WHAT IS ASKED
Below are the records; collect from them each line containing the string "العمل".

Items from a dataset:
+ + + + +
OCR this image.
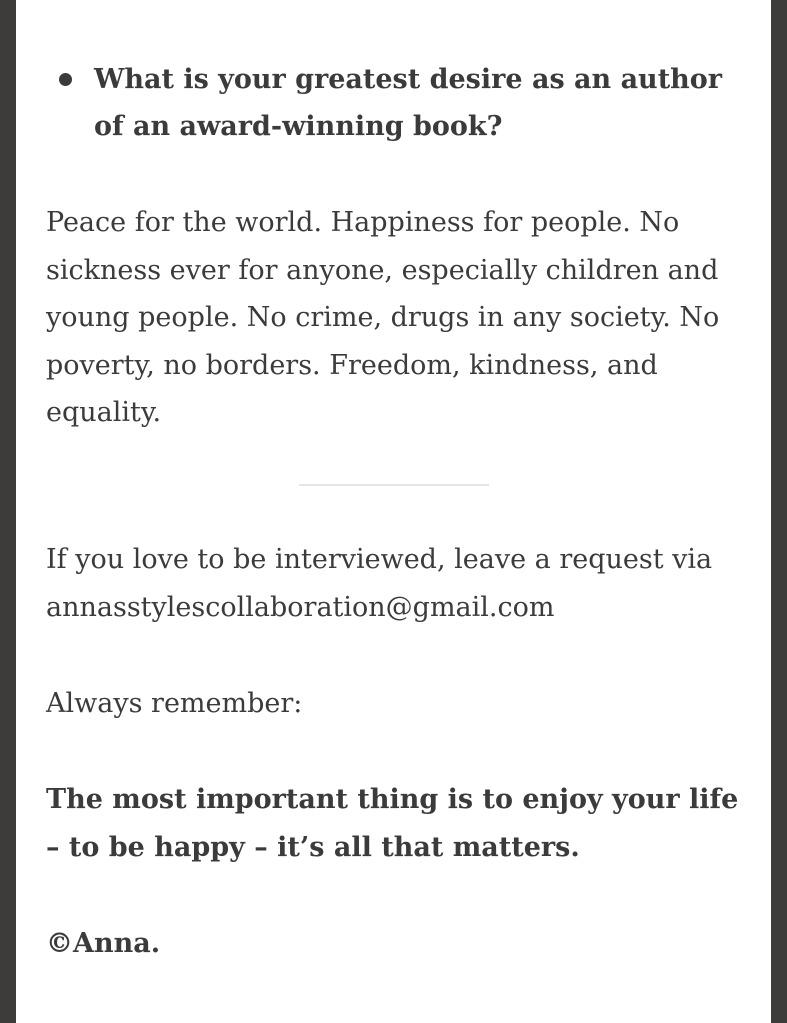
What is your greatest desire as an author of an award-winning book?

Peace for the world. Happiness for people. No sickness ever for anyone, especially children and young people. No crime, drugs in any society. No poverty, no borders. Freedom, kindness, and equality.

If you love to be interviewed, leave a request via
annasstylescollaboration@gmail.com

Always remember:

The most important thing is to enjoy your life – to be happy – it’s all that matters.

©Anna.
+ + + + +
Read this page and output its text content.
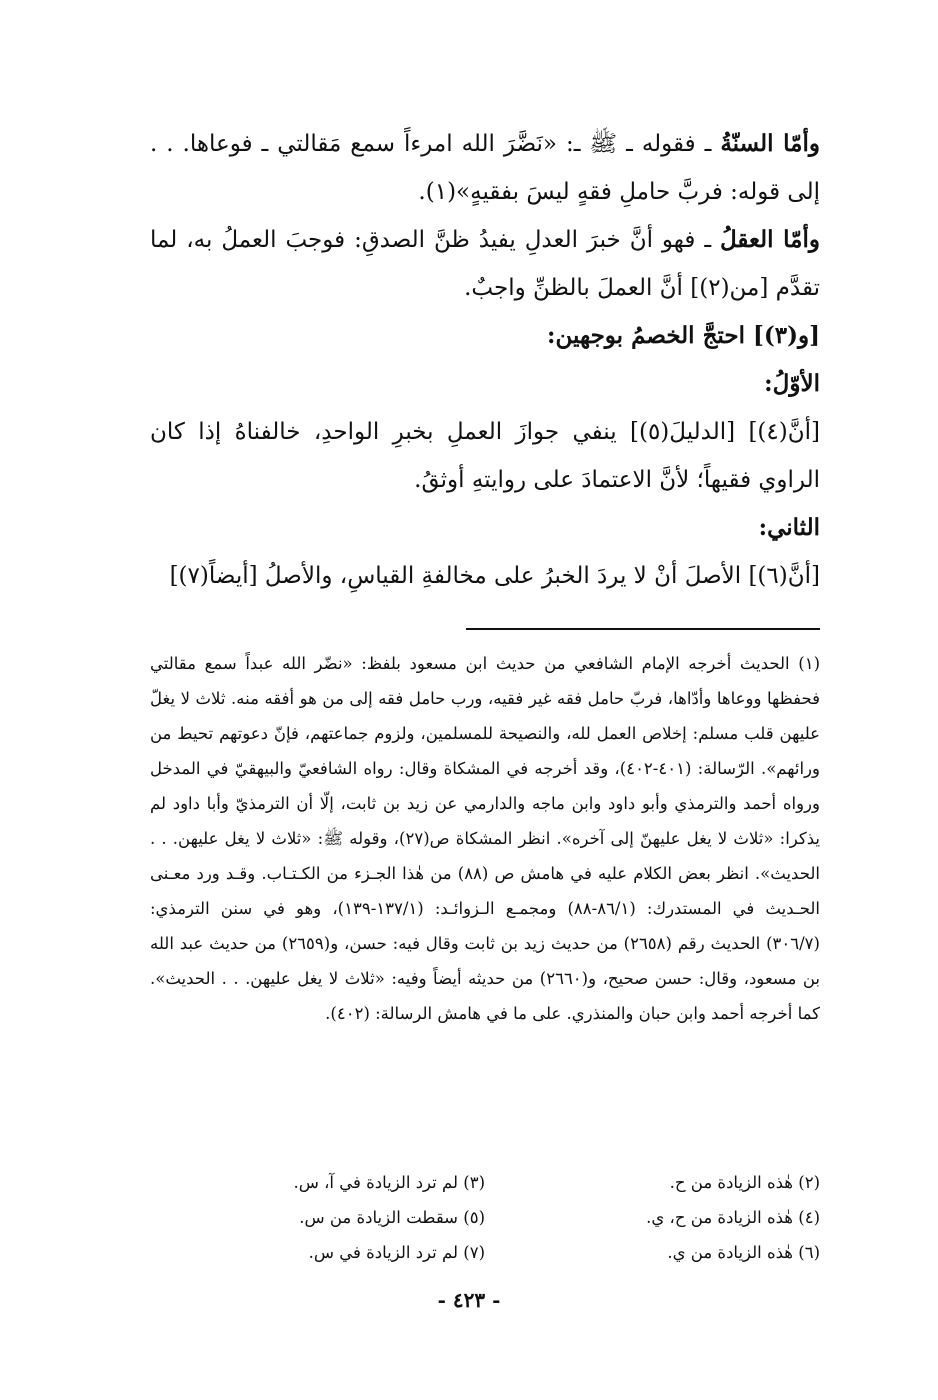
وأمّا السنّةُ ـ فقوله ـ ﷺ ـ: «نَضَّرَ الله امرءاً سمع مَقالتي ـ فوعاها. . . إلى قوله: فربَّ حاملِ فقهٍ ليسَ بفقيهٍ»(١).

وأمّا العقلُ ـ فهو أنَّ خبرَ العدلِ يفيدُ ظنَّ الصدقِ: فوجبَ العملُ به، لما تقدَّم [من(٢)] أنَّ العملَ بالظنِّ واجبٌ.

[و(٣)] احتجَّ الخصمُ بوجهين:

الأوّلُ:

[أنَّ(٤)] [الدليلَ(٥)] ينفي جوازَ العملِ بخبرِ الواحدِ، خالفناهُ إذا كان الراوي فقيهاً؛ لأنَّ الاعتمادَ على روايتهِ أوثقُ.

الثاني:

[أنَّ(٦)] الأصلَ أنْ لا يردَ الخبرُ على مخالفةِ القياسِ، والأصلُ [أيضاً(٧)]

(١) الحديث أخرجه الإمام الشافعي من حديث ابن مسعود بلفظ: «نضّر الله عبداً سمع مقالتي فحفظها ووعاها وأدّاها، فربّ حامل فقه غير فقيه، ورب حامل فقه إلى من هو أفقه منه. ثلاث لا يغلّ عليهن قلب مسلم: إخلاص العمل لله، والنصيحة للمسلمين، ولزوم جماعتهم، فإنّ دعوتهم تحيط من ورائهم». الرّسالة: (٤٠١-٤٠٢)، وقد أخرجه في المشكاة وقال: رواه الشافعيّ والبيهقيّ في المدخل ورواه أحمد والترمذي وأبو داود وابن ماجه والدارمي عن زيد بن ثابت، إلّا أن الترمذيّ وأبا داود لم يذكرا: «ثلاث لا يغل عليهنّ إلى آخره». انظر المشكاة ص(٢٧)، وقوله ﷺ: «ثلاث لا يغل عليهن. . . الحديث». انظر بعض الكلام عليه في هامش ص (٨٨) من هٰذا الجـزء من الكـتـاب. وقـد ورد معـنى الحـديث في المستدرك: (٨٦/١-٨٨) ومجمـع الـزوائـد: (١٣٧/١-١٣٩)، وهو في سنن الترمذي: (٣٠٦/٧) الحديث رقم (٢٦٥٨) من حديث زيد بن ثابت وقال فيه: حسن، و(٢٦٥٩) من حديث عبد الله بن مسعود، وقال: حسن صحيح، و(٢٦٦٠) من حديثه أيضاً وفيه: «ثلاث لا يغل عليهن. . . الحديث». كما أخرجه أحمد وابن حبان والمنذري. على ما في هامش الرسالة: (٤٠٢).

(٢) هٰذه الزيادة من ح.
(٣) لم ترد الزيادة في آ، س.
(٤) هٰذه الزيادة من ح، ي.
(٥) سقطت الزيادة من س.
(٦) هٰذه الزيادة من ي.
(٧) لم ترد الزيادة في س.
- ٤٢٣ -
+ + + + +
OUTPUT OF THE EXERCISE
وأمّا العقلُ ـ فهو أنَّ خبرَ العدلِ يفيدُ ظنَّ الصدقِ: فوجبَ العملُ به، لما تقدَّم [من(٢)] أنَّ العملَ بالظنِّ واجبٌ.
[أنَّ(٤)] [الدليلَ(٥)] ينفي جوازَ العملِ بخبرِ الواحدِ، خالفناهُ إذا كان الراوي فقيهاً؛ لأنَّ الاعتمادَ على روايتهِ أوثقُ.
(١) الحديث أخرجه الإمام الشافعي من حديث ابن مسعود بلفظ: «نضّر الله عبداً سمع مقالتي فحفظها ووعاها وأدّاها، فربّ حامل فقه غير فقيه، ورب حامل فقه إلى من هو أفقه منه. ثلاث لا يغلّ عليهن قلب مسلم: إخلاص العمل لله، والنصيحة للمسلمين، ولزوم جماعتهم، فإنّ دعوتهم تحيط من ورائهم». الرّسالة: (٤٠١-٤٠٢)، وقد أخرجه في المشكاة وقال: رواه الشافعيّ والبيهقيّ في المدخل ورواه أحمد والترمذي وأبو داود وابن ماجه والدارمي عن زيد بن ثابت، إلّا أن الترمذيّ وأبا داود لم يذكرا: «ثلاث لا يغل عليهنّ إلى آخره». انظر المشكاة ص(٢٧)، وقوله ﷺ: «ثلاث لا يغل عليهن. . . الحديث». انظر بعض الكلام عليه في هامش ص (٨٨) من هٰذا الجـزء من الكـتـاب. وقـد ورد معـنى الحـديث في المستدرك: (٨٦/١-٨٨) ومجمـع الـزوائـد: (١٣٧/١-١٣٩)، وهو في سنن الترمذي: (٣٠٦/٧) الحديث رقم (٢٦٥٨) من حديث زيد بن ثابت وقال فيه: حسن، و(٢٦٥٩) من حديث عبد الله بن مسعود، وقال: حسن صحيح، و(٢٦٦٠) من حديثه أيضاً وفيه: «ثلاث لا يغل عليهن. . . الحديث». كما أخرجه أحمد وابن حبان والمنذري. على ما في هامش الرسالة: (٤٠٢).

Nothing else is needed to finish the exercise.